Goal:
Spot every line with the word "JSON" and return it.

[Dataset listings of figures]
_ _ _ _
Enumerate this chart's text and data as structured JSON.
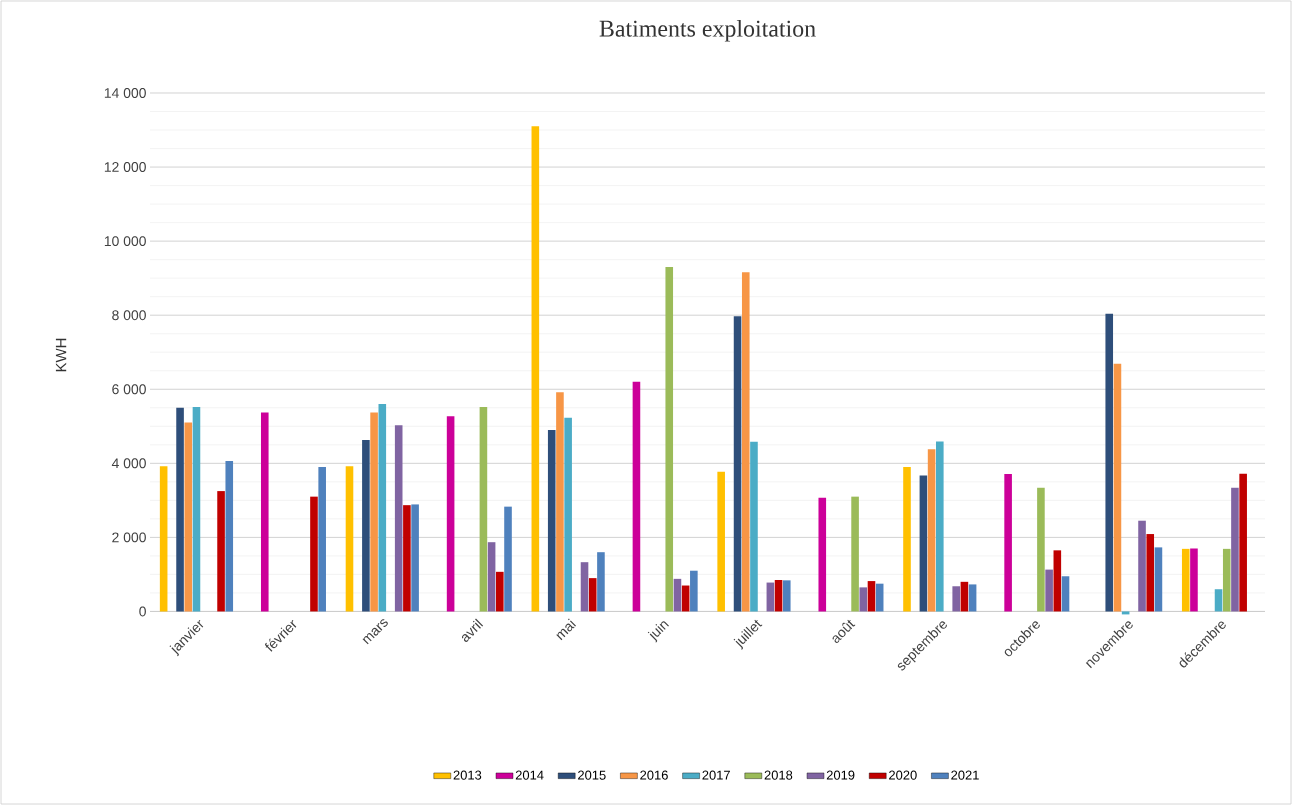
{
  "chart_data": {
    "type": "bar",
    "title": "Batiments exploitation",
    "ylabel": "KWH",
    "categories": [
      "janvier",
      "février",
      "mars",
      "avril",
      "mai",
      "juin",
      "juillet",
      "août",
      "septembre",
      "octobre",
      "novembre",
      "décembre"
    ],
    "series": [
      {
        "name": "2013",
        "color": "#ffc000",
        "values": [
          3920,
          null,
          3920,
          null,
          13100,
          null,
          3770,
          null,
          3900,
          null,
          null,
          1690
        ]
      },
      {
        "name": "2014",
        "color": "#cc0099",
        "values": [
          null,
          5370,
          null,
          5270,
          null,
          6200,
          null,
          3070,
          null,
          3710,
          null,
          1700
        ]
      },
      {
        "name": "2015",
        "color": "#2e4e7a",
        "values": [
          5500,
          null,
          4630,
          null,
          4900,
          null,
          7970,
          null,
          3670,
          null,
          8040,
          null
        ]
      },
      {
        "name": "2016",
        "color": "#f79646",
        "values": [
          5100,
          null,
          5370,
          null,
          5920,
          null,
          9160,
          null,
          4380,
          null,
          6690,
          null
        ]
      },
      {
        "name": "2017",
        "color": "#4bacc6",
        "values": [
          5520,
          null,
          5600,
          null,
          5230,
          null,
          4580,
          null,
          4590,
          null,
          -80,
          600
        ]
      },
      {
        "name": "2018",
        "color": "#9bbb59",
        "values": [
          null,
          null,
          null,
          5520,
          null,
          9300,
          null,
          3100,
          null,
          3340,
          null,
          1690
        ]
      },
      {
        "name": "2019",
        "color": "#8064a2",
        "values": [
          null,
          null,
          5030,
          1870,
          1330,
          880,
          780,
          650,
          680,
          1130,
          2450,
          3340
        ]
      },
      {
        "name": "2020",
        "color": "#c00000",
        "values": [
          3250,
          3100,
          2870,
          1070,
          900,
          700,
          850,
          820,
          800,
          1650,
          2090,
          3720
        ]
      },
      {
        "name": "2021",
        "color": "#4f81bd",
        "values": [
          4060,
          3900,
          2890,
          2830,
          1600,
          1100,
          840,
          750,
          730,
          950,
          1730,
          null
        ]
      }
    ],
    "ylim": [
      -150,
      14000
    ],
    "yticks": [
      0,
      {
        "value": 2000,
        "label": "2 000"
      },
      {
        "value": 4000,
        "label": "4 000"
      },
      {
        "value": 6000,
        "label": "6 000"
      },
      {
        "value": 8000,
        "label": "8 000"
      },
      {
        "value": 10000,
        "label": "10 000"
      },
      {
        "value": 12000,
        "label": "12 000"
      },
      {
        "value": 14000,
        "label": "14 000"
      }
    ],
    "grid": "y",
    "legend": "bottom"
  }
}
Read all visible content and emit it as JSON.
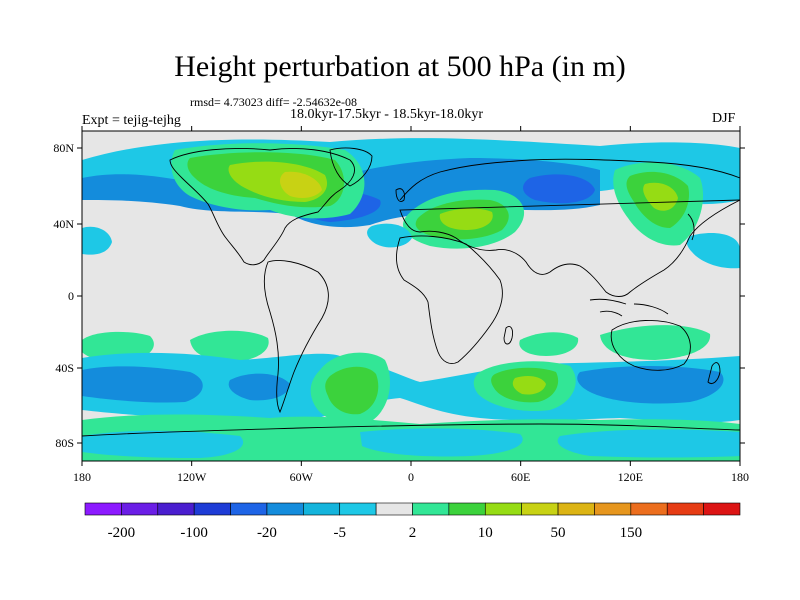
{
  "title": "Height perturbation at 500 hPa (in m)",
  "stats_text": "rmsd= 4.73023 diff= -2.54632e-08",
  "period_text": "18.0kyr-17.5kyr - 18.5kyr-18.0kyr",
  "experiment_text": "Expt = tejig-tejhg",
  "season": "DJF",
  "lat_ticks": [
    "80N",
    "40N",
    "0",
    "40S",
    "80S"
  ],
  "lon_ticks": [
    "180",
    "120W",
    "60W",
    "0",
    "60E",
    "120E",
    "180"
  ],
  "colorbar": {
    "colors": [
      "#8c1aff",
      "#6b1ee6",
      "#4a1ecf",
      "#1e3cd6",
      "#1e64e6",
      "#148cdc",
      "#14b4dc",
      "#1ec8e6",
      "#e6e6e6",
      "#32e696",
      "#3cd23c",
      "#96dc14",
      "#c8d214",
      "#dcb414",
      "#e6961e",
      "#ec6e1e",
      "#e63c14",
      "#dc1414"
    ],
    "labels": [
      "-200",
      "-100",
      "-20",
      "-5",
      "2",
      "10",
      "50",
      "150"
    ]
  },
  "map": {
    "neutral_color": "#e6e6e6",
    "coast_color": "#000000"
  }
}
_ _ _ _
Completed task:
Enumerate this chart's text and data as structured JSON.
Read all visible content and emit it as JSON.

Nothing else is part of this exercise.